> [What this task involves]:
Retype all of the data. Every line must match exactly.
-- BEGIN --
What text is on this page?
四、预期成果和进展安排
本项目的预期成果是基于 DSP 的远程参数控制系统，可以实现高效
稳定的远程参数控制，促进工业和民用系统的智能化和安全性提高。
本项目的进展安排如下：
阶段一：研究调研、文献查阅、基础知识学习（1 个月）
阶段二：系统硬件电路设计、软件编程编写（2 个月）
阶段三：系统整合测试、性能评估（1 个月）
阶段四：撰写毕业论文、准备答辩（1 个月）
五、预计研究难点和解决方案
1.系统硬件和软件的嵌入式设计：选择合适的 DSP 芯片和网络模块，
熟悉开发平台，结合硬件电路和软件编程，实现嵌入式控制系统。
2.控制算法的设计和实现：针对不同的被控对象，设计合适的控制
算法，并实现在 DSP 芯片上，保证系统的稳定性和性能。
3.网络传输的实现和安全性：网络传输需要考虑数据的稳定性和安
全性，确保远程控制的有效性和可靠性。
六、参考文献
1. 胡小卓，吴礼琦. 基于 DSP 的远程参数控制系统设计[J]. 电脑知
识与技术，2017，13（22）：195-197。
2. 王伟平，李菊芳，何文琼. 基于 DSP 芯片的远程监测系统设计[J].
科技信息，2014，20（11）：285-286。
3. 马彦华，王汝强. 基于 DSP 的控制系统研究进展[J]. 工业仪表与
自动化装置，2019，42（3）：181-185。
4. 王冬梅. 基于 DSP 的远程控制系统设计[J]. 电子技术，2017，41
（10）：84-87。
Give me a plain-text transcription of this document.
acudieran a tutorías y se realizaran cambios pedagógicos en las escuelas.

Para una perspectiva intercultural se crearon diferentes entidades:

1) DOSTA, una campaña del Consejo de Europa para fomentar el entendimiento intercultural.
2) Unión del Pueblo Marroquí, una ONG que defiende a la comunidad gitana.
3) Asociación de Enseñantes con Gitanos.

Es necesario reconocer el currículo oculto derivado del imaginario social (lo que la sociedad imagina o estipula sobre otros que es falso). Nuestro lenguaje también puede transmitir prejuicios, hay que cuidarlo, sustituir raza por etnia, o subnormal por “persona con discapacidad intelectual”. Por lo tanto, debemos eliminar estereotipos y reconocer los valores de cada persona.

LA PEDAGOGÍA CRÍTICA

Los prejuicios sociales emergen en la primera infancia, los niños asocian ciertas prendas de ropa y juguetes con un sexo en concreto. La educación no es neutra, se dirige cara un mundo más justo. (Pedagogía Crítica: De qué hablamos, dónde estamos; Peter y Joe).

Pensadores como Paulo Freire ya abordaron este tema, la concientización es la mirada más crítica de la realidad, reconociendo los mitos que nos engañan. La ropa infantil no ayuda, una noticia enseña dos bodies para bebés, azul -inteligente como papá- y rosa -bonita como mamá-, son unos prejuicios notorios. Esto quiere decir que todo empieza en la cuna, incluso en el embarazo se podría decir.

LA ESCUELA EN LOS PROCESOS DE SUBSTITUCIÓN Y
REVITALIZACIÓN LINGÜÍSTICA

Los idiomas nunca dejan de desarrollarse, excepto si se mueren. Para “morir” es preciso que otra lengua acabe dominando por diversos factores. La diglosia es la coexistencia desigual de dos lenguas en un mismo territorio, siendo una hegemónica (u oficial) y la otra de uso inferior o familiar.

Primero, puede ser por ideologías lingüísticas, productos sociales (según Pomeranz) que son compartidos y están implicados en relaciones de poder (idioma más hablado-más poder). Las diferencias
-- END --
> [Answer to the exercise]:
What text is on this page?
四、预期成果和进展安排
本项目的预期成果是基于 DSP 的远程参数控制系统，可以实现高效
稳定的远程参数控制，促进工业和民用系统的智能化和安全性提高。
本项目的进展安排如下：
阶段一：研究调研、文献查阅、基础知识学习（1 个月）
阶段二：系统硬件电路设计、软件编程编写（2 个月）
阶段三：系统整合测试、性能评估（1 个月）
阶段四：撰写毕业论文、准备答辩（1 个月）
五、预计研究难点和解决方案
1.系统硬件和软件的嵌入式设计：选择合适的 DSP 芯片和网络模块，
熟悉开发平台，结合硬件电路和软件编程，实现嵌入式控制系统。
2.控制算法的设计和实现：针对不同的被控对象，设计合适的控制
算法，并实现在 DSP 芯片上，保证系统的稳定性和性能。
3.网络传输的实现和安全性：网络传输需要考虑数据的稳定性和安
全性，确保远程控制的有效性和可靠性。
六、参考文献
1. 胡小卓，吴礼琦. 基于 DSP 的远程参数控制系统设计[J]. 电脑知
识与技术，2017，13（22）：195-197。
2. 王伟平，李菊芳，何文琼. 基于 DSP 芯片的远程监测系统设计[J].
科技信息，2014，20（11）：285-286。
3. 马彦华，王汝强. 基于 DSP 的控制系统研究进展[J]. 工业仪表与
自动化装置，2019，42（3）：181-185。
4. 王冬梅. 基于 DSP 的远程控制系统设计[J]. 电子技术，2017，41
（10）：84-87。
Give me a plain-text transcription of this document.
acudieran a tutorías y se realizaran cambios pedagógicos en las escuelas.

Para una perspectiva intercultural se crearon diferentes entidades:

1) DOSTA, una campaña del Consejo de Europa para fomentar el entendimiento intercultural.
2) Unión del Pueblo Marroquí, una ONG que defiende a la comunidad gitana.
3) Asociación de Enseñantes con Gitanos.

Es necesario reconocer el currículo oculto derivado del imaginario social (lo que la sociedad imagina o estipula sobre otros que es falso). Nuestro lenguaje también puede transmitir prejuicios, hay que cuidarlo, sustituir raza por etnia, o subnormal por “persona con discapacidad intelectual”. Por lo tanto, debemos eliminar estereotipos y reconocer los valores de cada persona.

LA PEDAGOGÍA CRÍTICA

Los prejuicios sociales emergen en la primera infancia, los niños asocian ciertas prendas de ropa y juguetes con un sexo en concreto. La educación no es neutra, se dirige cara un mundo más justo. (Pedagogía Crítica: De qué hablamos, dónde estamos; Peter y Joe).

Pensadores como Paulo Freire ya abordaron este tema, la concientización es la mirada más crítica de la realidad, reconociendo los mitos que nos engañan. La ropa infantil no ayuda, una noticia enseña dos bodies para bebés, azul -inteligente como papá- y rosa -bonita como mamá-, son unos prejuicios notorios. Esto quiere decir que todo empieza en la cuna, incluso en el embarazo se podría decir.

LA ESCUELA EN LOS PROCESOS DE SUBSTITUCIÓN Y
REVITALIZACIÓN LINGÜÍSTICA

Los idiomas nunca dejan de desarrollarse, excepto si se mueren. Para “morir” es preciso que otra lengua acabe dominando por diversos factores. La diglosia es la coexistencia desigual de dos lenguas en un mismo territorio, siendo una hegemónica (u oficial) y la otra de uso inferior o familiar.

Primero, puede ser por ideologías lingüísticas, productos sociales (según Pomeranz) que son compartidos y están implicados en relaciones de poder (idioma más hablado-más poder). Las diferencias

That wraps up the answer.